**Data provided**.
========================================

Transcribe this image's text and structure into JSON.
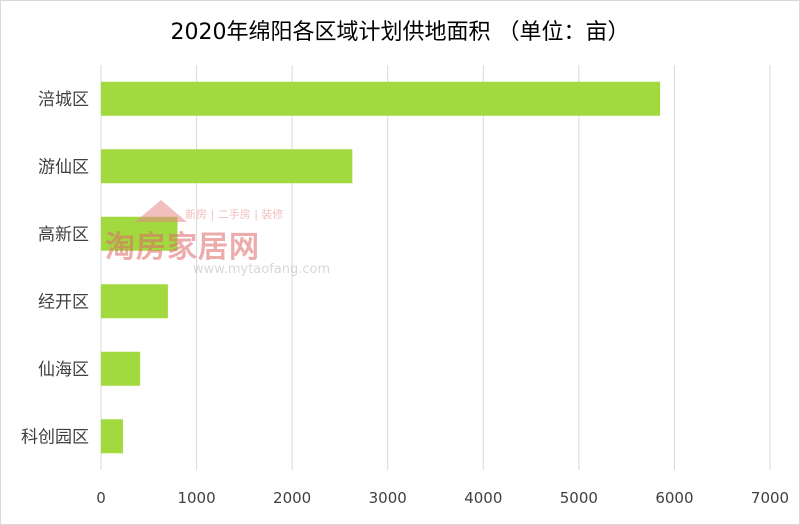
{
  "chart_data": {
    "type": "bar",
    "orientation": "horizontal",
    "title": "2020年绵阳各区域计划供地面积  （单位：亩）",
    "categories": [
      "涪城区",
      "游仙区",
      "高新区",
      "经开区",
      "仙海区",
      "科创园区"
    ],
    "values": [
      5850,
      2630,
      800,
      700,
      410,
      230
    ],
    "xlim": [
      0,
      7000
    ],
    "xticks": [
      "0",
      "1000",
      "2000",
      "3000",
      "4000",
      "5000",
      "6000",
      "7000"
    ],
    "grid": "vertical",
    "colors": {
      "bar": "#a2d93f",
      "grid": "#d9d9d9",
      "text": "#404040"
    }
  },
  "watermark": {
    "logo": "淘房家居网",
    "tags": "新房 | 二手房 | 装修",
    "url": "www.mytaofang.com"
  }
}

========================================

**The task**. Transcribe all of the records above character for character. Exclude the pictures.

**Task output**.
Transcribe this image's text and structure into JSON.
{
  "chart_data": {
    "type": "bar",
    "orientation": "horizontal",
    "title": "2020年绵阳各区域计划供地面积  （单位：亩）",
    "categories": [
      "涪城区",
      "游仙区",
      "高新区",
      "经开区",
      "仙海区",
      "科创园区"
    ],
    "values": [
      5850,
      2630,
      800,
      700,
      410,
      230
    ],
    "xlim": [
      0,
      7000
    ],
    "xticks": [
      "0",
      "1000",
      "2000",
      "3000",
      "4000",
      "5000",
      "6000",
      "7000"
    ],
    "grid": "vertical",
    "colors": {
      "bar": "#a2d93f",
      "grid": "#d9d9d9",
      "text": "#404040"
    }
  },
  "watermark": {
    "logo": "淘房家居网",
    "tags": "新房 | 二手房 | 装修",
    "url": "www.mytaofang.com"
  }
}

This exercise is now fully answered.